## Task brief
The entries below need to be written out exactly, with no pictures included.

☆ ☆ ☆ ☆

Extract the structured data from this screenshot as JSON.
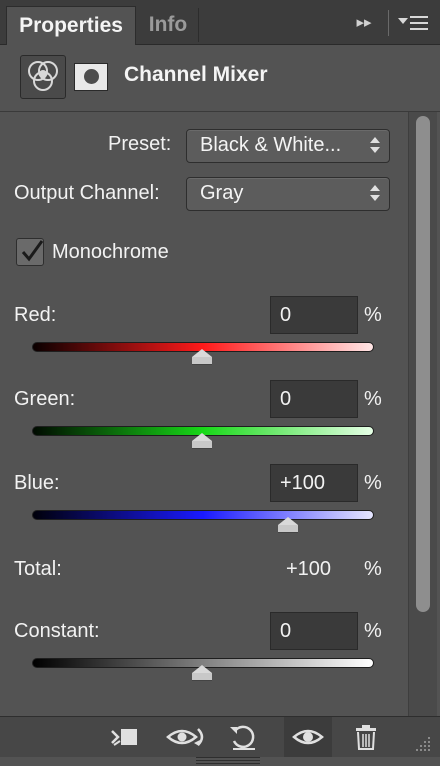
{
  "tabs": [
    {
      "label": "Properties",
      "active": true
    },
    {
      "label": "Info",
      "active": false
    }
  ],
  "header": {
    "title": "Channel Mixer",
    "icons": [
      "channel-mixer-adjustment-icon",
      "layer-mask-icon"
    ]
  },
  "preset": {
    "label": "Preset:",
    "value": "Black & White..."
  },
  "output_channel": {
    "label": "Output Channel:",
    "value": "Gray"
  },
  "monochrome": {
    "label": "Monochrome",
    "checked": true
  },
  "channels": [
    {
      "label": "Red:",
      "value": "0",
      "unit": "%",
      "slider_percent": 0,
      "color": "#ff2020"
    },
    {
      "label": "Green:",
      "value": "0",
      "unit": "%",
      "slider_percent": 0,
      "color": "#20d020"
    },
    {
      "label": "Blue:",
      "value": "+100",
      "unit": "%",
      "slider_percent": 100,
      "color": "#3030ff"
    }
  ],
  "total": {
    "label": "Total:",
    "value": "+100",
    "unit": "%"
  },
  "constant": {
    "label": "Constant:",
    "value": "0",
    "unit": "%",
    "slider_percent": 0
  },
  "toolbar_icons": [
    "clip-to-layer-icon",
    "view-previous-state-icon",
    "reset-icon",
    "toggle-visibility-icon",
    "delete-icon"
  ],
  "colors": {
    "panel_bg": "#535353",
    "tabbar_bg": "#3c3c3c",
    "field_bg": "#3a3a3a",
    "scroll_thumb": "#8e8e8e"
  }
}
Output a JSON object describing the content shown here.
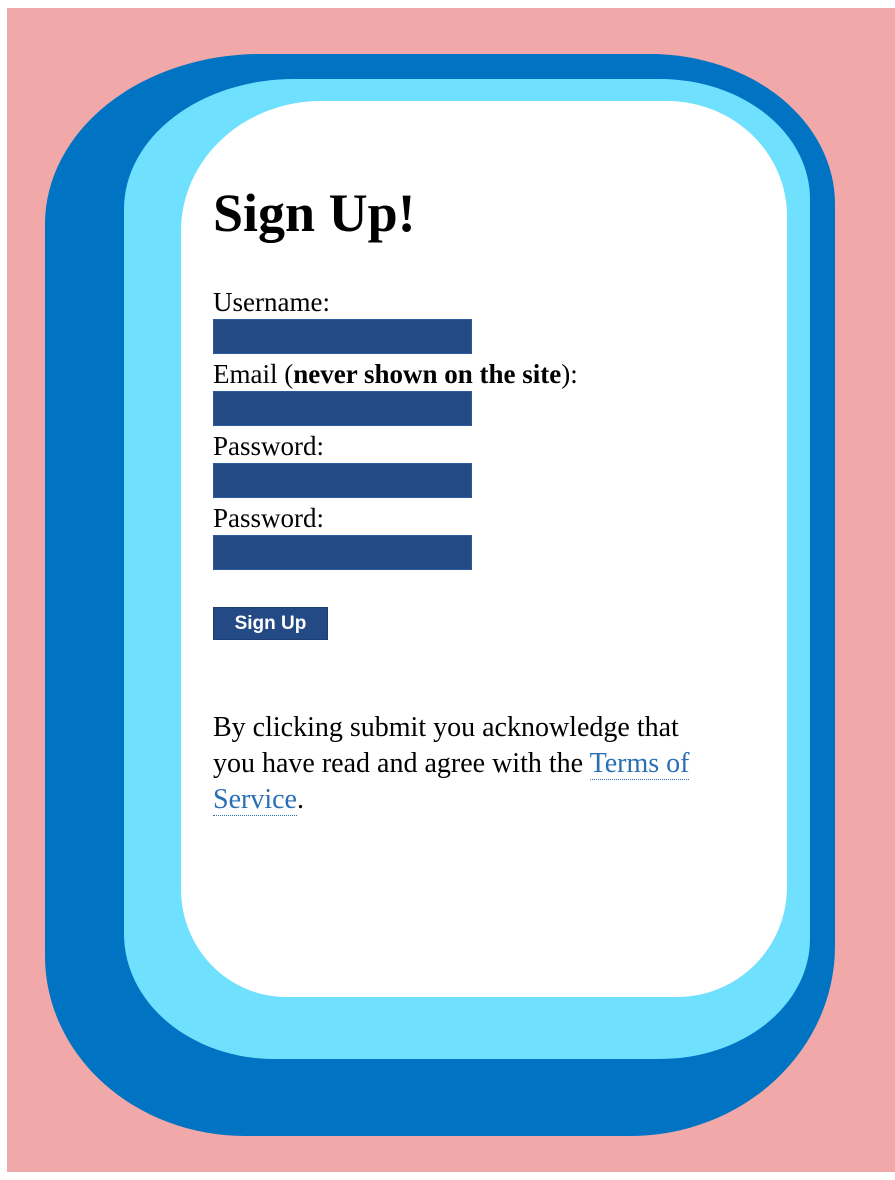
{
  "colors": {
    "page_background": "#f0a8a8",
    "outer_frame": "#0073c2",
    "middle_frame": "#6fe0fd",
    "card": "#ffffff",
    "input_fill": "#234a85",
    "link": "#2a6fb5"
  },
  "signup": {
    "title": "Sign Up!",
    "username_label": "Username:",
    "username_value": "",
    "email_label_prefix": "Email (",
    "email_label_bold": "never shown on the site",
    "email_label_suffix": "):",
    "email_value": "",
    "password_label": "Password:",
    "password_value": "",
    "password_confirm_label": "Password:",
    "password_confirm_value": "",
    "submit_label": "Sign Up",
    "notice_text": "By clicking submit you acknowledge that you have read and agree with the ",
    "tos_link": "Terms of Service",
    "notice_end": "."
  }
}
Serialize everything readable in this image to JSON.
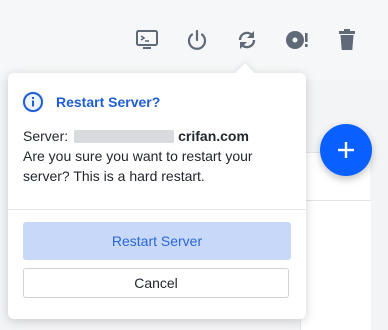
{
  "toolbar": {
    "icons": [
      "console-icon",
      "power-icon",
      "restart-icon",
      "disk-icon",
      "trash-icon"
    ]
  },
  "dialog": {
    "title": "Restart Server?",
    "server_label": "Server:",
    "server_domain": "crifan.com",
    "message": "Are you sure you want to restart your server? This is a hard restart.",
    "confirm_label": "Restart Server",
    "cancel_label": "Cancel"
  },
  "fab": {
    "icon": "plus-icon"
  },
  "colors": {
    "accent": "#1f5fd6",
    "fab": "#0a60ff",
    "confirm_bg": "#c7d8f8",
    "icon_gray": "#5f6977"
  }
}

☆ ☆ ☆ ☆

## Solution to this problem
Extract the structured data from this screenshot as JSON.
{
  "tabs": [
    {
      "label": "Properties",
      "active": true
    },
    {
      "label": "Info",
      "active": false
    }
  ],
  "header": {
    "title": "Channel Mixer",
    "icons": [
      "channel-mixer-adjustment-icon",
      "layer-mask-icon"
    ]
  },
  "preset": {
    "label": "Preset:",
    "value": "Black & White..."
  },
  "output_channel": {
    "label": "Output Channel:",
    "value": "Gray"
  },
  "monochrome": {
    "label": "Monochrome",
    "checked": true
  },
  "channels": [
    {
      "label": "Red:",
      "value": "0",
      "unit": "%",
      "slider_percent": 0,
      "color": "#ff2020"
    },
    {
      "label": "Green:",
      "value": "0",
      "unit": "%",
      "slider_percent": 0,
      "color": "#20d020"
    },
    {
      "label": "Blue:",
      "value": "+100",
      "unit": "%",
      "slider_percent": 100,
      "color": "#3030ff"
    }
  ],
  "total": {
    "label": "Total:",
    "value": "+100",
    "unit": "%"
  },
  "constant": {
    "label": "Constant:",
    "value": "0",
    "unit": "%",
    "slider_percent": 0
  },
  "toolbar_icons": [
    "clip-to-layer-icon",
    "view-previous-state-icon",
    "reset-icon",
    "toggle-visibility-icon",
    "delete-icon"
  ],
  "colors": {
    "panel_bg": "#535353",
    "tabbar_bg": "#3c3c3c",
    "field_bg": "#3a3a3a",
    "scroll_thumb": "#8e8e8e"
  }
}
Output a JSON object describing the content shown here.
{
  "colors": {
    "page_background": "#f0a8a8",
    "outer_frame": "#0073c2",
    "middle_frame": "#6fe0fd",
    "card": "#ffffff",
    "input_fill": "#234a85",
    "link": "#2a6fb5"
  },
  "signup": {
    "title": "Sign Up!",
    "username_label": "Username:",
    "username_value": "",
    "email_label_prefix": "Email (",
    "email_label_bold": "never shown on the site",
    "email_label_suffix": "):",
    "email_value": "",
    "password_label": "Password:",
    "password_value": "",
    "password_confirm_label": "Password:",
    "password_confirm_value": "",
    "submit_label": "Sign Up",
    "notice_text": "By clicking submit you acknowledge that you have read and agree with the ",
    "tos_link": "Terms of Service",
    "notice_end": "."
  }
}
Serialize everything readable in this image to JSON.
{
  "toolbar": {
    "icons": [
      "console-icon",
      "power-icon",
      "restart-icon",
      "disk-icon",
      "trash-icon"
    ]
  },
  "dialog": {
    "title": "Restart Server?",
    "server_label": "Server:",
    "server_domain": "crifan.com",
    "message": "Are you sure you want to restart your server? This is a hard restart.",
    "confirm_label": "Restart Server",
    "cancel_label": "Cancel"
  },
  "fab": {
    "icon": "plus-icon"
  },
  "colors": {
    "accent": "#1f5fd6",
    "fab": "#0a60ff",
    "confirm_bg": "#c7d8f8",
    "icon_gray": "#5f6977"
  }
}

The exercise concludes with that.